begin

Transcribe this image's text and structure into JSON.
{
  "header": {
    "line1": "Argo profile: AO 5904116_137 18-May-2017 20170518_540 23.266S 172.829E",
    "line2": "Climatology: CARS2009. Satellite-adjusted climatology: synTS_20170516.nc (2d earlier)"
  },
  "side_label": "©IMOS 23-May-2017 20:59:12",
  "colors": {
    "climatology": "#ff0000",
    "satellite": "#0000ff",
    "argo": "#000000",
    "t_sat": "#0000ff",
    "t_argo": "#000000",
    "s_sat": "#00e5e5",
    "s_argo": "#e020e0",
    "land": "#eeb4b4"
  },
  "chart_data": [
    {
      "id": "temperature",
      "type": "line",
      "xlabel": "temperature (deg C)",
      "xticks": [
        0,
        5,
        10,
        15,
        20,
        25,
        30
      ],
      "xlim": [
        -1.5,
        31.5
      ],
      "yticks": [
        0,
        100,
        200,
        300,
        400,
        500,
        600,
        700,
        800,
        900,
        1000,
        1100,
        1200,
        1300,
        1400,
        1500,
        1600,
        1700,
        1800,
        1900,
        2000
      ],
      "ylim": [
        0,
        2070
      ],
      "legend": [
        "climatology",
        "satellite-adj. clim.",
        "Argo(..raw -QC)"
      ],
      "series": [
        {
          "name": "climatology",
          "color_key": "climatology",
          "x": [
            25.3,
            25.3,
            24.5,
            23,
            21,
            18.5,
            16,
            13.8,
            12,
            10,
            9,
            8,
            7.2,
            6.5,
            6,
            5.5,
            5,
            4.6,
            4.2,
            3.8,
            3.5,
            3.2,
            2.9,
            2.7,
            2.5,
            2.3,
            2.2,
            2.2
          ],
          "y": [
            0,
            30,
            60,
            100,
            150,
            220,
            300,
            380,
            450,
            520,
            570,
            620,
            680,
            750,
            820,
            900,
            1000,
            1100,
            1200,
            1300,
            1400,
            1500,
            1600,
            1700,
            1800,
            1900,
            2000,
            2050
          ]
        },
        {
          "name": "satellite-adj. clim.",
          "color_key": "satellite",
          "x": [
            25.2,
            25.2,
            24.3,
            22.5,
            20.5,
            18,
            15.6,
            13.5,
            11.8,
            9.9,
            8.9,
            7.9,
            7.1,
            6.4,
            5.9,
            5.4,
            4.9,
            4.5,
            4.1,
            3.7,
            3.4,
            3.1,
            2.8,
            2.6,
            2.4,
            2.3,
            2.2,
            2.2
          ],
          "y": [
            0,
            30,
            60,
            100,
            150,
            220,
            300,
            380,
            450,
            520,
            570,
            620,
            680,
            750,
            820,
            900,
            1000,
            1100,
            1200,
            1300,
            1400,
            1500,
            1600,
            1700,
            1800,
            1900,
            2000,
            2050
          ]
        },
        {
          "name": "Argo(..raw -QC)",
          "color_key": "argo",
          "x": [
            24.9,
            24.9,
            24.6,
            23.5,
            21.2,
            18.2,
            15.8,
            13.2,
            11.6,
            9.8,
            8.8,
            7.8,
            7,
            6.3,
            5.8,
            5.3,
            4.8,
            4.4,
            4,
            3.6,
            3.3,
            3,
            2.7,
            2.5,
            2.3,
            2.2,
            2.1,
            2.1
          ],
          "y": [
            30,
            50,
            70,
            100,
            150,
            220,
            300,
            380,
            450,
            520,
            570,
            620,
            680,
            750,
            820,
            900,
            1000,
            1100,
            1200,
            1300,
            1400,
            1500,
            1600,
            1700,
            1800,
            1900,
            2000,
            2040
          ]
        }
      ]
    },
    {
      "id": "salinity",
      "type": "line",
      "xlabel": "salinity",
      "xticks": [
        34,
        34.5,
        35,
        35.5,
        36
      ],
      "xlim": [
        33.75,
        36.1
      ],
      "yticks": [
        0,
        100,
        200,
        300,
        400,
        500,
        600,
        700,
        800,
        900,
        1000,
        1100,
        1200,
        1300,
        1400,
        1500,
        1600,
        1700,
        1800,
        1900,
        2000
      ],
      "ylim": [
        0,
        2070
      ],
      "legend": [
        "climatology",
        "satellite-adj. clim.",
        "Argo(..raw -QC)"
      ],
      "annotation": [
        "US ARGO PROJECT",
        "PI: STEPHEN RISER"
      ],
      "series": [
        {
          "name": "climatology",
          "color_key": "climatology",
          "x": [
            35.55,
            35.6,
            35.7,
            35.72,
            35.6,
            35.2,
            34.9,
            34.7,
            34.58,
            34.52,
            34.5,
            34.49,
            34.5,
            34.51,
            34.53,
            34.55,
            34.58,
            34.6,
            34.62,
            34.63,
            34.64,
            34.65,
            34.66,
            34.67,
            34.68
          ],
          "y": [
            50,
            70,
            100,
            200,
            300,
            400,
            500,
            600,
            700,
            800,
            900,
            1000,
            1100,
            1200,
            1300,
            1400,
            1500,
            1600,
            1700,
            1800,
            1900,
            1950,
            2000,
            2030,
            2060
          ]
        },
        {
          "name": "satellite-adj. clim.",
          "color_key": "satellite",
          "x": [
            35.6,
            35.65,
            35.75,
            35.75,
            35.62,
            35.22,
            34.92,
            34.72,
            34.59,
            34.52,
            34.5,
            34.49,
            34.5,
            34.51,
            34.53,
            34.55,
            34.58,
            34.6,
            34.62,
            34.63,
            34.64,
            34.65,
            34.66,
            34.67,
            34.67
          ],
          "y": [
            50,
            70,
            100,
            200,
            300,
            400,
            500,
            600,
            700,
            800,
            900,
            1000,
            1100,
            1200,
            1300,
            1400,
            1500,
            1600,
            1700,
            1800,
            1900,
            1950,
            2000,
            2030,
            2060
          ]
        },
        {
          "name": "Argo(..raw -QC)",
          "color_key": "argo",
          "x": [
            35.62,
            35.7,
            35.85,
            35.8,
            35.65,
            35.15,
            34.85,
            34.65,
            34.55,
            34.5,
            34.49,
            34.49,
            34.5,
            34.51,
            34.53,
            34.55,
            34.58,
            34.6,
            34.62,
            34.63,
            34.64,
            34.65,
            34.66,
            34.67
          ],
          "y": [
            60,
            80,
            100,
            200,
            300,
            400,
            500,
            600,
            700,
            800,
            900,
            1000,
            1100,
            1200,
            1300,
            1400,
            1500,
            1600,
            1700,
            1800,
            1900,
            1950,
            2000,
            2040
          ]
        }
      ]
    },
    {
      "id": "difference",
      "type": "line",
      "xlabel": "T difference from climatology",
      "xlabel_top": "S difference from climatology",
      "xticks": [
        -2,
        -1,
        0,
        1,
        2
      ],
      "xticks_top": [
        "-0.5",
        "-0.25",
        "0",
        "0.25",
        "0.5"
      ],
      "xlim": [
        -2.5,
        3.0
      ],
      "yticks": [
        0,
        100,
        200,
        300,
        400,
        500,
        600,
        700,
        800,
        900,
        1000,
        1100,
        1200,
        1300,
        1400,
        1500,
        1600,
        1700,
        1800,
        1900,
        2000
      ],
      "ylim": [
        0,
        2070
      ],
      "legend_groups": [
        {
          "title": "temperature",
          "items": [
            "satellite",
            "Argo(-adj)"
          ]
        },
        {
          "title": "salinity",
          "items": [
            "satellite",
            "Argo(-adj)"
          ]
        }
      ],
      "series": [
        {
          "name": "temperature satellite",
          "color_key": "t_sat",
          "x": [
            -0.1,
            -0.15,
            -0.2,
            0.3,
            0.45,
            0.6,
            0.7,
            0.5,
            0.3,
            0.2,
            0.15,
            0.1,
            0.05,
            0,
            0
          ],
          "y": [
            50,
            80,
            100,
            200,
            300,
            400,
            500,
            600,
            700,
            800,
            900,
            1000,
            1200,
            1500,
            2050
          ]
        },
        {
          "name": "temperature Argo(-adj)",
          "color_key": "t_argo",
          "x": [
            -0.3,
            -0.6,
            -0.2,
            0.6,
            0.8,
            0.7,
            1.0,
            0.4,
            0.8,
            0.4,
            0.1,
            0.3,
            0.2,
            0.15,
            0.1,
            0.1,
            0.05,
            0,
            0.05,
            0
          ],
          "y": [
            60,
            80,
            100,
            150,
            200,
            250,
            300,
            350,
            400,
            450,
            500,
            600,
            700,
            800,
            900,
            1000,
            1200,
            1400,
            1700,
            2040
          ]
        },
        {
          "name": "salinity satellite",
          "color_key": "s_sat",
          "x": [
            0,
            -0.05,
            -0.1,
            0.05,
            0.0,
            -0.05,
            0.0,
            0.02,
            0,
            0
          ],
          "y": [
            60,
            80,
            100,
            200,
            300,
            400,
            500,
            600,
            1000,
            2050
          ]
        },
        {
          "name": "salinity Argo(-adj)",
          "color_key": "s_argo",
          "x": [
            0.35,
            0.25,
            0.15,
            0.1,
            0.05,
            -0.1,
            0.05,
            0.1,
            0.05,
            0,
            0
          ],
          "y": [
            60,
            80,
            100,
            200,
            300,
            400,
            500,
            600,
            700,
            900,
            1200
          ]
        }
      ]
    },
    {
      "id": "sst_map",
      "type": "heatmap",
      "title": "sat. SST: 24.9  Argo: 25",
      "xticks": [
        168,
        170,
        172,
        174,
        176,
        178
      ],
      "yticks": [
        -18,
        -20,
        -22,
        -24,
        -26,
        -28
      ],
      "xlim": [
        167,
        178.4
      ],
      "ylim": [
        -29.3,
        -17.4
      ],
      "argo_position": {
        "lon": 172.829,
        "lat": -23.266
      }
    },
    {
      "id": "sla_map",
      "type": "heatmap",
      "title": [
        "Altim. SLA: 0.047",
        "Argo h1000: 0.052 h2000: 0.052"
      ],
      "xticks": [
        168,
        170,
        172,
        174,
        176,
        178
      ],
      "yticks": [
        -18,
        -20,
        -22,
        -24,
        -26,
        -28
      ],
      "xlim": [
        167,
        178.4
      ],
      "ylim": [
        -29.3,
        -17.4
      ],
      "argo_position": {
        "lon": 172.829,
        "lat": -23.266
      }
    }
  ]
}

end

__SET EXERCISE__
Select the lines from the entries that include the word "difference".

__OUTPUT BELOW__
      "id": "difference",
      "xlabel": "T difference from climatology",
      "xlabel_top": "S difference from climatology",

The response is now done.